Stated problem
Report the number of lines that include "screenshot", with no additional text.
--------------------------------------------------
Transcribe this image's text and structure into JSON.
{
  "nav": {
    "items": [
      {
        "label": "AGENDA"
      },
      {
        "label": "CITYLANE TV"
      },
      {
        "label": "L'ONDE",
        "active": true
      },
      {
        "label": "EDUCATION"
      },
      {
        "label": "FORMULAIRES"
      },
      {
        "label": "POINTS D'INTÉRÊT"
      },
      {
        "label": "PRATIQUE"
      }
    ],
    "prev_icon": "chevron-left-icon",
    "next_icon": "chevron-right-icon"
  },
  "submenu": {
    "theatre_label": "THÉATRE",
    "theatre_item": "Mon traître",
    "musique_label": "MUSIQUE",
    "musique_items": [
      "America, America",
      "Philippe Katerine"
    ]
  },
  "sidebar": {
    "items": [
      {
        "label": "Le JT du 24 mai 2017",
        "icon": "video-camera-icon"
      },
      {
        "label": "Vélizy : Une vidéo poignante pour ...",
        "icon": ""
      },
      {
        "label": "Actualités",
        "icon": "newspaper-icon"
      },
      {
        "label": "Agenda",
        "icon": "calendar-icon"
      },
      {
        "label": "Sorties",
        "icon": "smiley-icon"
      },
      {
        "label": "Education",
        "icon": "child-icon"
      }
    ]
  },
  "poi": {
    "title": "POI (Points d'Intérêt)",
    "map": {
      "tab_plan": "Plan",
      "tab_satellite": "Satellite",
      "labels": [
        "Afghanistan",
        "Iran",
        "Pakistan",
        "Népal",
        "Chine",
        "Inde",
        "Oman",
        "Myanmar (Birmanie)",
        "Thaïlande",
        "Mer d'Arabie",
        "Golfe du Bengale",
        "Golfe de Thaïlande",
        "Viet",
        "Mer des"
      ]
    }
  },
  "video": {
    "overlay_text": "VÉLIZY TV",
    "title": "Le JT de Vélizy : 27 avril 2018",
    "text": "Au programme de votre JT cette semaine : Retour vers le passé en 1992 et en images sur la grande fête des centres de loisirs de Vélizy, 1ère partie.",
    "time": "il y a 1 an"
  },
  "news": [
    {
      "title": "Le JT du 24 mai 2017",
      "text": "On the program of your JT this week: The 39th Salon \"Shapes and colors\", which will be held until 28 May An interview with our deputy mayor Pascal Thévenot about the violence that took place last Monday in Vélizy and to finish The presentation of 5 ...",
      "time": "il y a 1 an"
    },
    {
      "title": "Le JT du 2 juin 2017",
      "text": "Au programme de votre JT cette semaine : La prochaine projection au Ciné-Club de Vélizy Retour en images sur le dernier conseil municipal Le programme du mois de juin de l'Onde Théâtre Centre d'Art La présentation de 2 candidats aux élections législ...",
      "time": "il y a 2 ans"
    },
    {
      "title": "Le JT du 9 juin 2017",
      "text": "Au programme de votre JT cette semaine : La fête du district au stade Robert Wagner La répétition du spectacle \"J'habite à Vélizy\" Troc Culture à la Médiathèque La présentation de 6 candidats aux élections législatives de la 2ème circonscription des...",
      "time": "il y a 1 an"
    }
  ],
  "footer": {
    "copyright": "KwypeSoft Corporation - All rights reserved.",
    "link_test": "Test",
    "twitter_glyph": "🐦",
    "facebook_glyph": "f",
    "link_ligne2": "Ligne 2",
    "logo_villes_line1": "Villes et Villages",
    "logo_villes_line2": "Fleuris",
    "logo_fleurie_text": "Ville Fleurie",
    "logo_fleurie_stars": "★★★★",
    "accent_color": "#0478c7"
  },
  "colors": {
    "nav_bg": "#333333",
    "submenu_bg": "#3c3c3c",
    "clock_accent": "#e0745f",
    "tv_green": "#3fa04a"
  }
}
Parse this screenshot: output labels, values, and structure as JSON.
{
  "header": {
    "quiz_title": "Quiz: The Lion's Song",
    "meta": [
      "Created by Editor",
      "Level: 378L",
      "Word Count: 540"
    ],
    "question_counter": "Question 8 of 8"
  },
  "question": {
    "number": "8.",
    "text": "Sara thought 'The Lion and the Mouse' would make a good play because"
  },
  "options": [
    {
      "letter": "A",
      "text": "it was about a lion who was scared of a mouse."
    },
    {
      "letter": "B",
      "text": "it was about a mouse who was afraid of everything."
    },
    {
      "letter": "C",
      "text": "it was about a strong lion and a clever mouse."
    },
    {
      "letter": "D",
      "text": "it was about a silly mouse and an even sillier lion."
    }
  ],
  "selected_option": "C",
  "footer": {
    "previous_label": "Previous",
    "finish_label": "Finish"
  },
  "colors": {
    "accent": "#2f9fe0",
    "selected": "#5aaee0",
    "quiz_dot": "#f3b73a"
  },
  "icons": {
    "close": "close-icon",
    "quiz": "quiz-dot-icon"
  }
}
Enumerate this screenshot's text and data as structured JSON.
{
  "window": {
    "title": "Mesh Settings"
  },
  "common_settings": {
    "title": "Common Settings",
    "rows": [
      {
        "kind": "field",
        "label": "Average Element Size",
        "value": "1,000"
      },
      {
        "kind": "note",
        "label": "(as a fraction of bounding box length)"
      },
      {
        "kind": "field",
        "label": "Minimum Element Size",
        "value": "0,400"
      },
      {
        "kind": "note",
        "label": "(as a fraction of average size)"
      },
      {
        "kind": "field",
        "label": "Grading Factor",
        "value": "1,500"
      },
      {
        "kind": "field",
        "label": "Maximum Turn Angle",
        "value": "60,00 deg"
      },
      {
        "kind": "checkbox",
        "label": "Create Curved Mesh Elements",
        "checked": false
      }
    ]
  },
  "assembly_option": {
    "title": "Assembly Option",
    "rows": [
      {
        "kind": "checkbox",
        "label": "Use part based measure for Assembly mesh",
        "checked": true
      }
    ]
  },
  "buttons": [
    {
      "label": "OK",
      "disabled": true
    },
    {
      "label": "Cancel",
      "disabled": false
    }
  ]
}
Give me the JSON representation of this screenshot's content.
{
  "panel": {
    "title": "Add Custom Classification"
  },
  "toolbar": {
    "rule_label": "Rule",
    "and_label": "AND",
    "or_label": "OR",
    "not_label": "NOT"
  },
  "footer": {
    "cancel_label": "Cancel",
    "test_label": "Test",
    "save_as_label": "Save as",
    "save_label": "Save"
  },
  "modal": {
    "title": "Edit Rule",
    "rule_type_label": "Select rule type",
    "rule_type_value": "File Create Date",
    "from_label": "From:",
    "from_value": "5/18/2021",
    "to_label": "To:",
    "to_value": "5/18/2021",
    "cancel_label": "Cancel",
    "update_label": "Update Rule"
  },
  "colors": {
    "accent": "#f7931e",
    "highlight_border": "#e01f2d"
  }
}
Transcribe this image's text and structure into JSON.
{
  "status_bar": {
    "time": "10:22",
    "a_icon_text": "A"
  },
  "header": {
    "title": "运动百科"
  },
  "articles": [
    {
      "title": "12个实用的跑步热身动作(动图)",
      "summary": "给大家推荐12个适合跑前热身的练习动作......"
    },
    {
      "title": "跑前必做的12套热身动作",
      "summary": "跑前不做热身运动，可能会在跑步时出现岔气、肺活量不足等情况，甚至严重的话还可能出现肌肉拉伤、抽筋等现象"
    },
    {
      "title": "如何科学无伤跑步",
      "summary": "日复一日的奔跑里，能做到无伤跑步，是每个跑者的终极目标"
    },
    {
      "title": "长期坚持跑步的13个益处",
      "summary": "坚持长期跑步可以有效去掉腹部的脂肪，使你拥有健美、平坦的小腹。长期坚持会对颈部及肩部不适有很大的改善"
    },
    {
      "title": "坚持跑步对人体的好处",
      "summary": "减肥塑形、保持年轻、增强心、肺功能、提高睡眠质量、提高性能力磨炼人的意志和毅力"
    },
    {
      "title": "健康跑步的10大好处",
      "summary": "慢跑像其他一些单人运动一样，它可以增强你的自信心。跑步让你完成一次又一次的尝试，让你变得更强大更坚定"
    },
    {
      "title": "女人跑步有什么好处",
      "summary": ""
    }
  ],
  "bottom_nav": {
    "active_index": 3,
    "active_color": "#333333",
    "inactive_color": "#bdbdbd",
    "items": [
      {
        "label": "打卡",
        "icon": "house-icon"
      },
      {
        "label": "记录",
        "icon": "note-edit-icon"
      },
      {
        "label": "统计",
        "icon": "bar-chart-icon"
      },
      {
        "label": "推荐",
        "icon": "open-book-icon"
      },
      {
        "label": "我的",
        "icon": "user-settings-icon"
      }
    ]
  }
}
--------------------------------------------------
Exercise answer
3